■ **Dataset entries**:
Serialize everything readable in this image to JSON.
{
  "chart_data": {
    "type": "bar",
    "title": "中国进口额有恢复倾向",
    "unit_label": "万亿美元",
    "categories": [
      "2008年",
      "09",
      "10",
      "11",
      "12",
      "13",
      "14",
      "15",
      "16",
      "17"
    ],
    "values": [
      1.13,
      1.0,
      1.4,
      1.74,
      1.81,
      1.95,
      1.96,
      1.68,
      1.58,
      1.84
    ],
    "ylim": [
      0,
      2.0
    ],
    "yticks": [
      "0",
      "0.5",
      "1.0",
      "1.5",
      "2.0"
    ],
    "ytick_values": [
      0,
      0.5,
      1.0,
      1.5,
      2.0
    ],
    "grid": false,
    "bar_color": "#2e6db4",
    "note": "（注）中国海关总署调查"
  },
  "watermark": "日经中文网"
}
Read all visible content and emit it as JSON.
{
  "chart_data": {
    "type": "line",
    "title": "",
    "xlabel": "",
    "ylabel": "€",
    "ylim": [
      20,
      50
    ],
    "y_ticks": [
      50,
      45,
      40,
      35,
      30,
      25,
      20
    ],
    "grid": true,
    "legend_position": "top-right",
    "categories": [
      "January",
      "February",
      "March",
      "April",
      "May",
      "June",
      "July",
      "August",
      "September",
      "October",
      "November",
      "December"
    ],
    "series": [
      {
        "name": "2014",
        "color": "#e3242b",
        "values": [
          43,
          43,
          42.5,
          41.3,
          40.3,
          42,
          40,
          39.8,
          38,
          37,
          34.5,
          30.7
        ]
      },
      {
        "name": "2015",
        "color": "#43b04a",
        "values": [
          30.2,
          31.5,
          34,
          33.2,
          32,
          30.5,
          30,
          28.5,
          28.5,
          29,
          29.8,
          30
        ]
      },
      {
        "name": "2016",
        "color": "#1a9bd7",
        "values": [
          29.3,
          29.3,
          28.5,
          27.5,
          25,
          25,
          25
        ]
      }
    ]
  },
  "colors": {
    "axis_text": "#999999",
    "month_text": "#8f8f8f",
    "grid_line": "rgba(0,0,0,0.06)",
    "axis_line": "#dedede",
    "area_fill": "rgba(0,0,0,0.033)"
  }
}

■ **Problem description**: From the listing above, reproduce all the lines exactly.

■ **Solution**:
Serialize everything readable in this image to JSON.
{
  "chart_data": {
    "type": "bar",
    "title": "中国进口额有恢复倾向",
    "unit_label": "万亿美元",
    "categories": [
      "2008年",
      "09",
      "10",
      "11",
      "12",
      "13",
      "14",
      "15",
      "16",
      "17"
    ],
    "values": [
      1.13,
      1.0,
      1.4,
      1.74,
      1.81,
      1.95,
      1.96,
      1.68,
      1.58,
      1.84
    ],
    "ylim": [
      0,
      2.0
    ],
    "yticks": [
      "0",
      "0.5",
      "1.0",
      "1.5",
      "2.0"
    ],
    "ytick_values": [
      0,
      0.5,
      1.0,
      1.5,
      2.0
    ],
    "grid": false,
    "bar_color": "#2e6db4",
    "note": "（注）中国海关总署调查"
  },
  "watermark": "日经中文网"
}
Read all visible content and emit it as JSON.
{
  "chart_data": {
    "type": "line",
    "title": "",
    "xlabel": "",
    "ylabel": "€",
    "ylim": [
      20,
      50
    ],
    "y_ticks": [
      50,
      45,
      40,
      35,
      30,
      25,
      20
    ],
    "grid": true,
    "legend_position": "top-right",
    "categories": [
      "January",
      "February",
      "March",
      "April",
      "May",
      "June",
      "July",
      "August",
      "September",
      "October",
      "November",
      "December"
    ],
    "series": [
      {
        "name": "2014",
        "color": "#e3242b",
        "values": [
          43,
          43,
          42.5,
          41.3,
          40.3,
          42,
          40,
          39.8,
          38,
          37,
          34.5,
          30.7
        ]
      },
      {
        "name": "2015",
        "color": "#43b04a",
        "values": [
          30.2,
          31.5,
          34,
          33.2,
          32,
          30.5,
          30,
          28.5,
          28.5,
          29,
          29.8,
          30
        ]
      },
      {
        "name": "2016",
        "color": "#1a9bd7",
        "values": [
          29.3,
          29.3,
          28.5,
          27.5,
          25,
          25,
          25
        ]
      }
    ]
  },
  "colors": {
    "axis_text": "#999999",
    "month_text": "#8f8f8f",
    "grid_line": "rgba(0,0,0,0.06)",
    "axis_line": "#dedede",
    "area_fill": "rgba(0,0,0,0.033)"
  }
}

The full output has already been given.